Task objective: Rewrite the material below, swapping each "candle-body" for "candlestick-body" and leaving every other part of the lines as it is.

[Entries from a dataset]
— Start —

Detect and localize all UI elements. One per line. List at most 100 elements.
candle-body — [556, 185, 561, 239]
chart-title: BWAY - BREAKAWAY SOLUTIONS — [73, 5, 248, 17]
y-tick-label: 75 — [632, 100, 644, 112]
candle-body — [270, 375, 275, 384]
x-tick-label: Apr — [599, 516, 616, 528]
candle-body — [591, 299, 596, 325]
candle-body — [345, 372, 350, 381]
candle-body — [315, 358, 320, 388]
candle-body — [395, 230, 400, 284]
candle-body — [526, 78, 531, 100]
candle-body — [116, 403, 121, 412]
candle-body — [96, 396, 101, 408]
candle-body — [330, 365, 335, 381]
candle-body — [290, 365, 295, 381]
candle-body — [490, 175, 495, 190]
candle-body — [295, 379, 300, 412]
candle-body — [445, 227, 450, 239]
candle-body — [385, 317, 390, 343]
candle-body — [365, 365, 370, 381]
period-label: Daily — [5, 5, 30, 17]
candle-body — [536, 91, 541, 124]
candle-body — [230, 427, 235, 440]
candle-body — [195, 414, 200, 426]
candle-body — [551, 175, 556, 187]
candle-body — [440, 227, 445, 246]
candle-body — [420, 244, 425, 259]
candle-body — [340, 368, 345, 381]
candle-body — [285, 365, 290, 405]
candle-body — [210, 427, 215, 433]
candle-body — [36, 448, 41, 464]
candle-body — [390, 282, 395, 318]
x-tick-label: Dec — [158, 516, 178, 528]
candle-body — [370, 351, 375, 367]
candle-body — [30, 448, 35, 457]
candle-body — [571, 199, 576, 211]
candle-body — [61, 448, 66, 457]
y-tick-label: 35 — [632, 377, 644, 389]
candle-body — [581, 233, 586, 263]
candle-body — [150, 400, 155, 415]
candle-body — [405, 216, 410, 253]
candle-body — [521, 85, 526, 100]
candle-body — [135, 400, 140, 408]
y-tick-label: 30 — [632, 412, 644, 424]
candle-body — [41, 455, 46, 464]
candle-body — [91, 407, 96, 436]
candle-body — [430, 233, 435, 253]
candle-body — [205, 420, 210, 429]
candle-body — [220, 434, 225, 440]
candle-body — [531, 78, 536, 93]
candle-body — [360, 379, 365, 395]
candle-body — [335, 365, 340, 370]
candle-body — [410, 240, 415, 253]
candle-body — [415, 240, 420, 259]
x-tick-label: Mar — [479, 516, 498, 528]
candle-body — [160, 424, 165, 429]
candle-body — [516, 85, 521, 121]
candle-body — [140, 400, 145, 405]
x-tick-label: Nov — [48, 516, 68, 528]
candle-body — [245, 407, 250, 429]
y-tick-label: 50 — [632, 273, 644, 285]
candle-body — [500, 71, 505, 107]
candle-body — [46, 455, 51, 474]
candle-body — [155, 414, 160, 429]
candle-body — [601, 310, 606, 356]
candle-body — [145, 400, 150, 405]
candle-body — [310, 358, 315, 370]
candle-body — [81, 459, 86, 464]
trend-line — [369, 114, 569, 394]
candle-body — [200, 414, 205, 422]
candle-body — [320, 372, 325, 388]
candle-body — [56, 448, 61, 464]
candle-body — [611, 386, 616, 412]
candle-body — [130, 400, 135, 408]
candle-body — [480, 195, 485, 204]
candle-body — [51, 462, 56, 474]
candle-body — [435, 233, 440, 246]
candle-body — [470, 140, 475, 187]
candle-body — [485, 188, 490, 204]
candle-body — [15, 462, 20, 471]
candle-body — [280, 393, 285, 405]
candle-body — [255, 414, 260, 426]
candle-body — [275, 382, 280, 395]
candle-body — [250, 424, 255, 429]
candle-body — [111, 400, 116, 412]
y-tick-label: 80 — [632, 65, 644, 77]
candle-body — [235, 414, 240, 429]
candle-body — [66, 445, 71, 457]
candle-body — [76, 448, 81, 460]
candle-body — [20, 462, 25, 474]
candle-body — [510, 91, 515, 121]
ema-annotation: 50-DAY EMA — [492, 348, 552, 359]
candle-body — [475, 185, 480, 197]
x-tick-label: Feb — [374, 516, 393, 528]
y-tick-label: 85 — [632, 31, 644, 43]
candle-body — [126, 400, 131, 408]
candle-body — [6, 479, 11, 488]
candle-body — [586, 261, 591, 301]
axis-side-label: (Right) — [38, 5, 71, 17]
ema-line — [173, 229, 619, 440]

— End —

Exercise output:
Detect and localize all UI elements. One per line. List at most 100 elements.
candlestick-body — [556, 185, 561, 239]
chart-title: BWAY - BREAKAWAY SOLUTIONS — [73, 5, 248, 17]
y-tick-label: 75 — [632, 100, 644, 112]
candlestick-body — [270, 375, 275, 384]
x-tick-label: Apr — [599, 516, 616, 528]
candlestick-body — [591, 299, 596, 325]
candlestick-body — [345, 372, 350, 381]
candlestick-body — [315, 358, 320, 388]
candlestick-body — [395, 230, 400, 284]
candlestick-body — [526, 78, 531, 100]
candlestick-body — [116, 403, 121, 412]
candlestick-body — [96, 396, 101, 408]
candlestick-body — [330, 365, 335, 381]
candlestick-body — [290, 365, 295, 381]
candlestick-body — [490, 175, 495, 190]
candlestick-body — [295, 379, 300, 412]
candlestick-body — [445, 227, 450, 239]
candlestick-body — [385, 317, 390, 343]
candlestick-body — [365, 365, 370, 381]
period-label: Daily — [5, 5, 30, 17]
candlestick-body — [536, 91, 541, 124]
candlestick-body — [230, 427, 235, 440]
candlestick-body — [195, 414, 200, 426]
candlestick-body — [551, 175, 556, 187]
candlestick-body — [440, 227, 445, 246]
candlestick-body — [420, 244, 425, 259]
candlestick-body — [340, 368, 345, 381]
candlestick-body — [285, 365, 290, 405]
candlestick-body — [210, 427, 215, 433]
candlestick-body — [36, 448, 41, 464]
candlestick-body — [390, 282, 395, 318]
x-tick-label: Dec — [158, 516, 178, 528]
candlestick-body — [370, 351, 375, 367]
candlestick-body — [30, 448, 35, 457]
candlestick-body — [571, 199, 576, 211]
candlestick-body — [61, 448, 66, 457]
y-tick-label: 35 — [632, 377, 644, 389]
candlestick-body — [581, 233, 586, 263]
candlestick-body — [150, 400, 155, 415]
candlestick-body — [405, 216, 410, 253]
candlestick-body — [521, 85, 526, 100]
candlestick-body — [135, 400, 140, 408]
y-tick-label: 30 — [632, 412, 644, 424]
candlestick-body — [41, 455, 46, 464]
candlestick-body — [91, 407, 96, 436]
candlestick-body — [430, 233, 435, 253]
candlestick-body — [205, 420, 210, 429]
candlestick-body — [220, 434, 225, 440]
candlestick-body — [531, 78, 536, 93]
candlestick-body — [360, 379, 365, 395]
candlestick-body — [335, 365, 340, 370]
candlestick-body — [410, 240, 415, 253]
candlestick-body — [415, 240, 420, 259]
x-tick-label: Mar — [479, 516, 498, 528]
candlestick-body — [160, 424, 165, 429]
candlestick-body — [516, 85, 521, 121]
candlestick-body — [140, 400, 145, 405]
x-tick-label: Nov — [48, 516, 68, 528]
candlestick-body — [245, 407, 250, 429]
y-tick-label: 50 — [632, 273, 644, 285]
candlestick-body — [500, 71, 505, 107]
candlestick-body — [46, 455, 51, 474]
candlestick-body — [155, 414, 160, 429]
candlestick-body — [601, 310, 606, 356]
candlestick-body — [145, 400, 150, 405]
candlestick-body — [310, 358, 315, 370]
candlestick-body — [81, 459, 86, 464]
trend-line — [369, 114, 569, 394]
candlestick-body — [200, 414, 205, 422]
candlestick-body — [320, 372, 325, 388]
candlestick-body — [56, 448, 61, 464]
candlestick-body — [611, 386, 616, 412]
candlestick-body — [130, 400, 135, 408]
candlestick-body — [480, 195, 485, 204]
candlestick-body — [51, 462, 56, 474]
candlestick-body — [435, 233, 440, 246]
candlestick-body — [470, 140, 475, 187]
candlestick-body — [485, 188, 490, 204]
candlestick-body — [15, 462, 20, 471]
candlestick-body — [280, 393, 285, 405]
candlestick-body — [255, 414, 260, 426]
candlestick-body — [275, 382, 280, 395]
candlestick-body — [250, 424, 255, 429]
candlestick-body — [111, 400, 116, 412]
y-tick-label: 80 — [632, 65, 644, 77]
candlestick-body — [235, 414, 240, 429]
candlestick-body — [66, 445, 71, 457]
candlestick-body — [76, 448, 81, 460]
candlestick-body — [20, 462, 25, 474]
candlestick-body — [510, 91, 515, 121]
ema-annotation: 50-DAY EMA — [492, 348, 552, 359]
candlestick-body — [475, 185, 480, 197]
x-tick-label: Feb — [374, 516, 393, 528]
y-tick-label: 85 — [632, 31, 644, 43]
candlestick-body — [126, 400, 131, 408]
candlestick-body — [6, 479, 11, 488]
candlestick-body — [586, 261, 591, 301]
axis-side-label: (Right) — [38, 5, 71, 17]
ema-line — [173, 229, 619, 440]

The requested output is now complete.